# [Exercise]
Extract all lines from the data beneath that include the word "Snow".
______
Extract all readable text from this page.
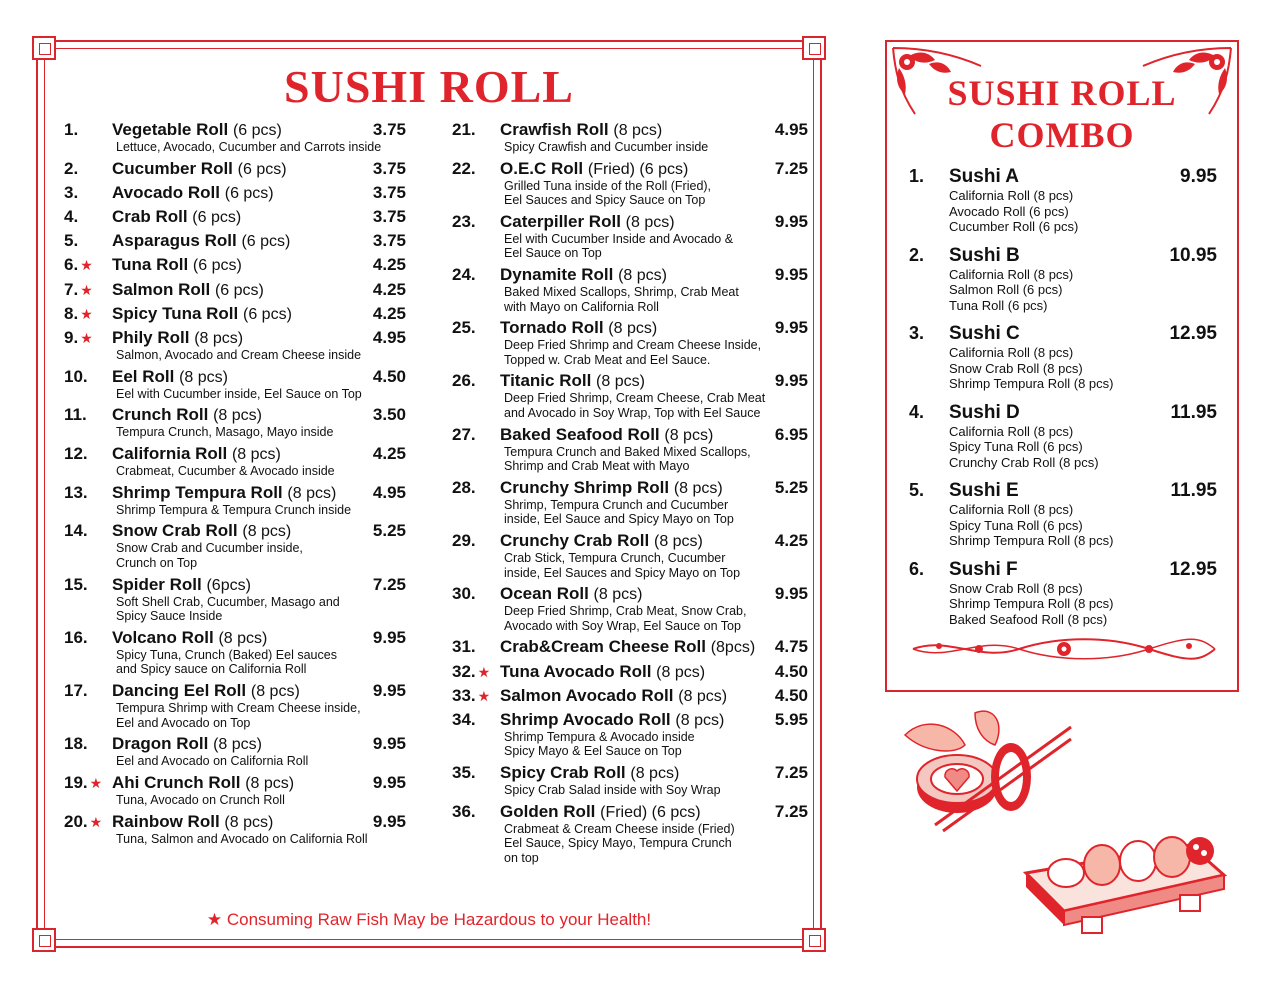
SUSHI ROLL
1.	Vegetable Roll (6 pcs)	3.75
Lettuce, Avocado, Cucumber and Carrots inside
2.	Cucumber Roll (6 pcs)	3.75
3.	Avocado Roll (6 pcs)	3.75
4.	Crab Roll (6 pcs)	3.75
5.	Asparagus Roll (6 pcs)	3.75
6. ★	Tuna Roll (6 pcs)	4.25
7. ★	Salmon Roll (6 pcs)	4.25
8. ★	Spicy Tuna Roll (6 pcs)	4.25
9. ★	Phily Roll (8 pcs)	4.95
Salmon, Avocado and Cream Cheese inside
10.	Eel Roll (8 pcs)	4.50
Eel with Cucumber inside, Eel Sauce on Top
11.	Crunch Roll (8 pcs)	3.50
Tempura Crunch, Masago, Mayo inside
12.	California Roll (8 pcs)	4.25
Crabmeat, Cucumber & Avocado inside
13.	Shrimp Tempura Roll (8 pcs)	4.95
Shrimp Tempura & Tempura Crunch inside
14.	Snow Crab Roll (8 pcs)	5.25
Snow Crab and Cucumber inside,
Crunch on Top
15.	Spider Roll (6pcs)	7.25
Soft Shell Crab, Cucumber, Masago and
Spicy Sauce Inside
16.	Volcano Roll (8 pcs)	9.95
Spicy Tuna, Crunch (Baked) Eel sauces
and Spicy sauce on California Roll
17.	Dancing Eel Roll (8 pcs)	9.95
Tempura Shrimp with Cream Cheese inside,
Eel and Avocado on Top
18.	Dragon Roll (8 pcs)	9.95
Eel and Avocado on California Roll
19. ★ Ahi Crunch Roll (8 pcs)	9.95
Tuna, Avocado on Crunch Roll
20. ★ Rainbow Roll (8 pcs)	9.95
Tuna, Salmon and Avocado on California Roll
21.	Crawfish Roll (8 pcs)	4.95
Spicy Crawfish and Cucumber inside
22.	O.E.C Roll (Fried) (6 pcs)	7.25
Grilled Tuna inside of the Roll (Fried),
Eel Sauces and Spicy Sauce on Top
23.	Caterpiller Roll (8 pcs)	9.95
Eel with Cucumber Inside and Avocado &
Eel Sauce on Top
24.	Dynamite Roll (8 pcs)	9.95
Baked Mixed Scallops, Shrimp, Crab Meat
with Mayo on California Roll
25.	Tornado Roll (8 pcs)	9.95
Deep Fried Shrimp and Cream Cheese Inside,
Topped w. Crab Meat and Eel Sauce.
26.	Titanic Roll (8 pcs)	9.95
Deep Fried Shrimp, Cream Cheese, Crab Meat
and Avocado in Soy Wrap, Top with Eel Sauce
27.	Baked Seafood Roll (8 pcs)	6.95
Tempura Crunch and Baked Mixed Scallops,
Shrimp and Crab Meat with Mayo
28.	Crunchy Shrimp Roll (8 pcs)	5.25
Shrimp, Tempura Crunch and Cucumber
inside, Eel Sauce and Spicy Mayo on Top
29.	Crunchy Crab Roll (8 pcs)	4.25
Crab Stick, Tempura Crunch, Cucumber
inside, Eel Sauces and Spicy Mayo on Top
30.	Ocean Roll (8 pcs)	9.95
Deep Fried Shrimp, Crab Meat, Snow Crab,
Avocado with Soy Wrap, Eel Sauce on Top
31.	Crab&Cream Cheese Roll (8pcs)	4.75
32. ★ Tuna Avocado Roll (8 pcs)	4.50
33. ★ Salmon Avocado Roll (8 pcs)	4.50
34.	Shrimp Avocado Roll (8 pcs)	5.95
Shrimp Tempura & Avocado inside
Spicy Mayo & Eel Sauce on Top
35.	Spicy Crab Roll (8 pcs)	7.25
Spicy Crab Salad inside with Soy Wrap
36.	Golden Roll (Fried) (6 pcs)	7.25
Crabmeat & Cream Cheese inside (Fried)
Eel Sauce, Spicy Mayo, Tempura Crunch
on top
★ Consuming Raw Fish May be Hazardous to your Health!
SUSHI ROLL
COMBO
1. Sushi A	9.95
California Roll (8 pcs)
Avocado Roll (6 pcs)
Cucumber Roll (6 pcs)
2. Sushi B	10.95
California Roll (8 pcs)
Salmon Roll (6 pcs)
Tuna Roll (6 pcs)
3. Sushi C	12.95
California Roll (8 pcs)
Snow Crab Roll (8 pcs)
Shrimp Tempura Roll (8 pcs)
4. Sushi D	11.95
California Roll (8 pcs)
Spicy Tuna Roll (6 pcs)
Crunchy Crab Roll (8 pcs)
5. Sushi E	11.95
California Roll (8 pcs)
Spicy Tuna Roll (6 pcs)
Shrimp Tempura Roll (8 pcs)
6. Sushi F	12.95
Snow Crab Roll (8 pcs)
Shrimp Tempura Roll (8 pcs)
Baked Seafood Roll (8 pcs)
______
# [Solution for this problem]
14.	Snow Crab Roll (8 pcs)	5.25
Snow Crab and Cucumber inside,
Deep Fried Shrimp, Crab Meat, Snow Crab,
Snow Crab Roll (8 pcs)
Snow Crab Roll (8 pcs)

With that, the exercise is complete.